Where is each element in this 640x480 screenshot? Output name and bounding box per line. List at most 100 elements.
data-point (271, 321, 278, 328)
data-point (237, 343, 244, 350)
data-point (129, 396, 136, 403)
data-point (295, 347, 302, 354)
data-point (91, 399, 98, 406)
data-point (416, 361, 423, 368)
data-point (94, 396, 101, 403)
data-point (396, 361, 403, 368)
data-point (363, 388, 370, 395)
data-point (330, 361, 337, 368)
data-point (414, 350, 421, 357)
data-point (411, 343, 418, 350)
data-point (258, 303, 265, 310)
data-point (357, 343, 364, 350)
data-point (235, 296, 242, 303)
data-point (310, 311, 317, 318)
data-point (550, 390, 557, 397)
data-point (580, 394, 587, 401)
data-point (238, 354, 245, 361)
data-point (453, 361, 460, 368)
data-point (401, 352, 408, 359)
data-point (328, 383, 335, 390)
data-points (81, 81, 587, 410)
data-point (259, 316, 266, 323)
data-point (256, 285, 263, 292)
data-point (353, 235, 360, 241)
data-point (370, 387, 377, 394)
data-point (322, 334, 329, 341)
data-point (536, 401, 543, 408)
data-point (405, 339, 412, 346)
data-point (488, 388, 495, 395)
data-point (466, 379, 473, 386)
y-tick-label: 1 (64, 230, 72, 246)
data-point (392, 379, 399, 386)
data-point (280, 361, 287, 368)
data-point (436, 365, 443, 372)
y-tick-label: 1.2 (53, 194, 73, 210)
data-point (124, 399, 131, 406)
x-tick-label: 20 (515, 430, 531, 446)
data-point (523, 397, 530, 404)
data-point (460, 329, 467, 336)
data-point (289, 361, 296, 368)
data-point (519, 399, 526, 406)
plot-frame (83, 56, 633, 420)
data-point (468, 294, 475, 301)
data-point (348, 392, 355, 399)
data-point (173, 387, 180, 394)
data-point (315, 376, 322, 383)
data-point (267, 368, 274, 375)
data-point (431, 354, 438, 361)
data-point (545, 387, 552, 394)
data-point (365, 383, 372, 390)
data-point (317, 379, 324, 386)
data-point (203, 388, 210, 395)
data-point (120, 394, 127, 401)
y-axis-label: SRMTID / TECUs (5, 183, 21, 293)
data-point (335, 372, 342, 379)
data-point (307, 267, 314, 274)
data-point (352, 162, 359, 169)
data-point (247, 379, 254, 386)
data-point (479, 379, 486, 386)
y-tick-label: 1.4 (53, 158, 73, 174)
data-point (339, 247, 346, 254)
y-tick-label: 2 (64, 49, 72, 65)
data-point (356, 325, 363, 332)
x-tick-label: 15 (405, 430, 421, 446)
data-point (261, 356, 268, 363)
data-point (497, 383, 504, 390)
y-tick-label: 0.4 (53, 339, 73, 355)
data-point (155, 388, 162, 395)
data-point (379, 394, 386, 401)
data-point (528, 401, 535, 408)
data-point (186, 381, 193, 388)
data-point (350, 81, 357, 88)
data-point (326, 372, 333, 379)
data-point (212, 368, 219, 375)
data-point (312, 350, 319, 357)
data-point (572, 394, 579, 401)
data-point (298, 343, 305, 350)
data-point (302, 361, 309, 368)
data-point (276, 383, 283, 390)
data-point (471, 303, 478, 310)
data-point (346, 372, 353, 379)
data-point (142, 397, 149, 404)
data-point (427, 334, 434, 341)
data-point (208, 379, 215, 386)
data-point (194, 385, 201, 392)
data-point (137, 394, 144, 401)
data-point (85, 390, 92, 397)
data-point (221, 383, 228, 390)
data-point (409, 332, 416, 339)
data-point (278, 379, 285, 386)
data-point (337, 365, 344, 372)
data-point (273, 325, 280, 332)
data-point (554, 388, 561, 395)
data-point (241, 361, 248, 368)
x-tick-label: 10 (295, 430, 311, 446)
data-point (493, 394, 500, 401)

::::::::

* [AIM] Turn every line of the entries above into a Markdown table with the columns Row and Text, giving each line its own numbered row and omitting blank lines.

* [SOLUTION TO THIS TASK]
| Row | Text |
|---|---|
| 1 | Where is each element in this 640x480 screenshot? Output name and bounding box per line. List at most 100 elements. |
| 2 | data-point (271, 321, 278, 328) |
| 3 | data-point (237, 343, 244, 350) |
| 4 | data-point (129, 396, 136, 403) |
| 5 | data-point (295, 347, 302, 354) |
| 6 | data-point (91, 399, 98, 406) |
| 7 | data-point (416, 361, 423, 368) |
| 8 | data-point (94, 396, 101, 403) |
| 9 | data-point (396, 361, 403, 368) |
| 10 | data-point (363, 388, 370, 395) |
| 11 | data-point (330, 361, 337, 368) |
| 12 | data-point (414, 350, 421, 357) |
| 13 | data-point (411, 343, 418, 350) |
| 14 | data-point (258, 303, 265, 310) |
| 15 | data-point (357, 343, 364, 350) |
| 16 | data-point (235, 296, 242, 303) |
| 17 | data-point (310, 311, 317, 318) |
| 18 | data-point (550, 390, 557, 397) |
| 19 | data-point (580, 394, 587, 401) |
| 20 | data-point (238, 354, 245, 361) |
| 21 | data-point (453, 361, 460, 368) |
| 22 | data-point (401, 352, 408, 359) |
| 23 | data-point (328, 383, 335, 390) |
| 24 | data-points (81, 81, 587, 410) |
| 25 | data-point (259, 316, 266, 323) |
| 26 | data-point (256, 285, 263, 292) |
| 27 | data-point (353, 235, 360, 241) |
| 28 | data-point (370, 387, 377, 394) |
| 29 | data-point (322, 334, 329, 341) |
| 30 | data-point (536, 401, 543, 408) |
| 31 | data-point (405, 339, 412, 346) |
| 32 | data-point (488, 388, 495, 395) |
| 33 | data-point (466, 379, 473, 386) |
| 34 | y-tick-label: 1 (64, 230, 72, 246) |
| 35 | data-point (392, 379, 399, 386) |
| 36 | data-point (280, 361, 287, 368) |
| 37 | data-point (436, 365, 443, 372) |
| 38 | y-tick-label: 1.2 (53, 194, 73, 210) |
| 39 | data-point (124, 399, 131, 406) |
| 40 | x-tick-label: 20 (515, 430, 531, 446) |
| 41 | data-point (523, 397, 530, 404) |
| 42 | data-point (460, 329, 467, 336) |
| 43 | data-point (289, 361, 296, 368) |
| 44 | data-point (519, 399, 526, 406) |
| 45 | plot-frame (83, 56, 633, 420) |
| 46 | data-point (468, 294, 475, 301) |
| 47 | data-point (348, 392, 355, 399) |
| 48 | data-point (173, 387, 180, 394) |
| 49 | data-point (315, 376, 322, 383) |
| 50 | data-point (267, 368, 274, 375) |
| 51 | data-point (431, 354, 438, 361) |
| 52 | data-point (545, 387, 552, 394) |
| 53 | data-point (365, 383, 372, 390) |
| 54 | data-point (317, 379, 324, 386) |
| 55 | data-point (203, 388, 210, 395) |
| 56 | data-point (120, 394, 127, 401) |
| 57 | y-axis-label: SRMTID / TECUs (5, 183, 21, 293) |
| 58 | data-point (335, 372, 342, 379) |
| 59 | data-point (307, 267, 314, 274) |
| 60 | data-point (352, 162, 359, 169) |
| 61 | data-point (247, 379, 254, 386) |
| 62 | data-point (479, 379, 486, 386) |
| 63 | y-tick-label: 1.4 (53, 158, 73, 174) |
| 64 | data-point (339, 247, 346, 254) |
| 65 | y-tick-label: 2 (64, 49, 72, 65) |
| 66 | data-point (356, 325, 363, 332) |
| 67 | x-tick-label: 15 (405, 430, 421, 446) |
| 68 | data-point (261, 356, 268, 363) |
| 69 | data-point (497, 383, 504, 390) |
| 70 | y-tick-label: 0.4 (53, 339, 73, 355) |
| 71 | data-point (155, 388, 162, 395) |
| 72 | data-point (379, 394, 386, 401) |
| 73 | data-point (528, 401, 535, 408) |
| 74 | data-point (186, 381, 193, 388) |
| 75 | data-point (350, 81, 357, 88) |
| 76 | data-point (326, 372, 333, 379) |
| 77 | data-point (212, 368, 219, 375) |
| 78 | data-point (312, 350, 319, 357) |
| 79 | data-point (572, 394, 579, 401) |
| 80 | data-point (298, 343, 305, 350) |
| 81 | data-point (302, 361, 309, 368) |
| 82 | data-point (276, 383, 283, 390) |
| 83 | data-point (471, 303, 478, 310) |
| 84 | data-point (346, 372, 353, 379) |
| 85 | data-point (142, 397, 149, 404) |
| 86 | data-point (427, 334, 434, 341) |
| 87 | data-point (208, 379, 215, 386) |
| 88 | data-point (194, 385, 201, 392) |
| 89 | data-point (137, 394, 144, 401) |
| 90 | data-point (85, 390, 92, 397) |
| 91 | data-point (221, 383, 228, 390) |
| 92 | data-point (409, 332, 416, 339) |
| 93 | data-point (278, 379, 285, 386) |
| 94 | data-point (337, 365, 344, 372) |
| 95 | data-point (273, 325, 280, 332) |
| 96 | data-point (554, 388, 561, 395) |
| 97 | data-point (241, 361, 248, 368) |
| 98 | x-tick-label: 10 (295, 430, 311, 446) |
| 99 | data-point (493, 394, 500, 401) |